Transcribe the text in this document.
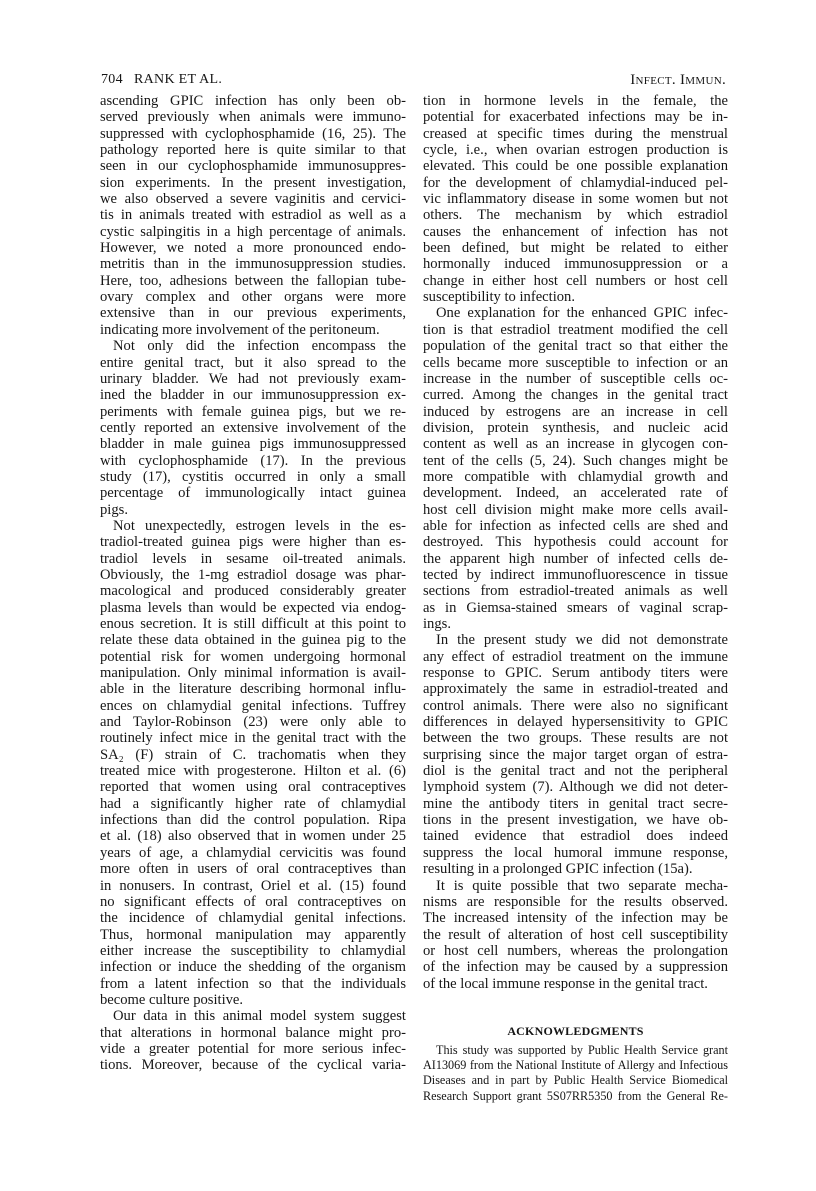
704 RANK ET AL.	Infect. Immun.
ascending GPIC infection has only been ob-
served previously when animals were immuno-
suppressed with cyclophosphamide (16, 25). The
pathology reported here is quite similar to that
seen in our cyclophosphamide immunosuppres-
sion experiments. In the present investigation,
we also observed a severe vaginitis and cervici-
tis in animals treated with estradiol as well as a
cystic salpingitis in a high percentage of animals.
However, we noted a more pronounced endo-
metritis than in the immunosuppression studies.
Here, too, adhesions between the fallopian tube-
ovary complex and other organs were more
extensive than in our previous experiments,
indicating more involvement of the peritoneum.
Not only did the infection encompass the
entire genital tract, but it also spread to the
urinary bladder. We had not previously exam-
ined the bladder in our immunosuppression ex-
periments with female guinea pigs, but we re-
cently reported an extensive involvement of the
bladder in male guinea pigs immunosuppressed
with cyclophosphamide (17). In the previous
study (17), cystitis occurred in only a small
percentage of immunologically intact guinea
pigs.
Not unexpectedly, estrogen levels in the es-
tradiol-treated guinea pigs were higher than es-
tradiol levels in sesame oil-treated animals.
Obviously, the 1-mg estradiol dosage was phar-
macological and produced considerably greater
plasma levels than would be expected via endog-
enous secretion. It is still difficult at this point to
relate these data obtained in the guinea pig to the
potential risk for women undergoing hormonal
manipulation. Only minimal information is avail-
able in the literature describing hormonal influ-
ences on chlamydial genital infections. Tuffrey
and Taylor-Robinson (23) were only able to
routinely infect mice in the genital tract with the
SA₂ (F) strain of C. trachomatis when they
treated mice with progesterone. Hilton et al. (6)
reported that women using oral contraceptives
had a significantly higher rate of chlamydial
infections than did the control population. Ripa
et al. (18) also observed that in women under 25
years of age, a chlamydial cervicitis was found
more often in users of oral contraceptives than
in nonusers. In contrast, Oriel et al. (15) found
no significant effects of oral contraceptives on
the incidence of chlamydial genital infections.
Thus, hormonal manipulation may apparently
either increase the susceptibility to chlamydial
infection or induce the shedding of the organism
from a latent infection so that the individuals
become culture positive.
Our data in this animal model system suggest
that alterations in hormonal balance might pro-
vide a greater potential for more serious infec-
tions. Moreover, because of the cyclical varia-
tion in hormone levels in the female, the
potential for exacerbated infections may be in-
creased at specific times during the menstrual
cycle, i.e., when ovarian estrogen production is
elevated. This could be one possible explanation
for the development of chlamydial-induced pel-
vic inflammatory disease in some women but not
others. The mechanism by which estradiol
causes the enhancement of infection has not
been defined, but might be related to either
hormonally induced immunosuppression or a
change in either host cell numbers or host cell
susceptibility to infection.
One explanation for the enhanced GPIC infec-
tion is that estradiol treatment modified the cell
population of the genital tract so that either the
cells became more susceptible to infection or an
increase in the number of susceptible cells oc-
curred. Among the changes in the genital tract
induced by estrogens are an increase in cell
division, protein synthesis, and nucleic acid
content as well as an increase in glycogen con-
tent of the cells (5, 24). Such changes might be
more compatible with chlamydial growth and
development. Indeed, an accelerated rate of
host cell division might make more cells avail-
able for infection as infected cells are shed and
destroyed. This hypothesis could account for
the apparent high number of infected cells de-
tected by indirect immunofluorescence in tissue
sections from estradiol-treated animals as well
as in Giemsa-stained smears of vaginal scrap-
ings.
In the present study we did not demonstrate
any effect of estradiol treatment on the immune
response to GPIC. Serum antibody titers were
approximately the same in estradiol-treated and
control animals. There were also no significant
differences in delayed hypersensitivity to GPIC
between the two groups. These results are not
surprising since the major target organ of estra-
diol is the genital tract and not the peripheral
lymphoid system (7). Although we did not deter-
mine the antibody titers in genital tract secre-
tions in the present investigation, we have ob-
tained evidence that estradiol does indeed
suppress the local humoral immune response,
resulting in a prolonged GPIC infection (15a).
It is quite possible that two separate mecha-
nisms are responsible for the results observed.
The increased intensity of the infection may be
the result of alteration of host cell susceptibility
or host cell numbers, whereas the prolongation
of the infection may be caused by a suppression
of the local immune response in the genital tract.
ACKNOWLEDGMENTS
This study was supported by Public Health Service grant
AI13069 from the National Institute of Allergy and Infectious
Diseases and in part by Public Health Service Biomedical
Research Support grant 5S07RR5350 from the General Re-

__PROMPT__. Scan the listing for the string "manipulation" and copy every line that carries it.

__ANSWER TO THE EXERCISE__.
manipulation. Only minimal information is avail-
Thus, hormonal manipulation may apparently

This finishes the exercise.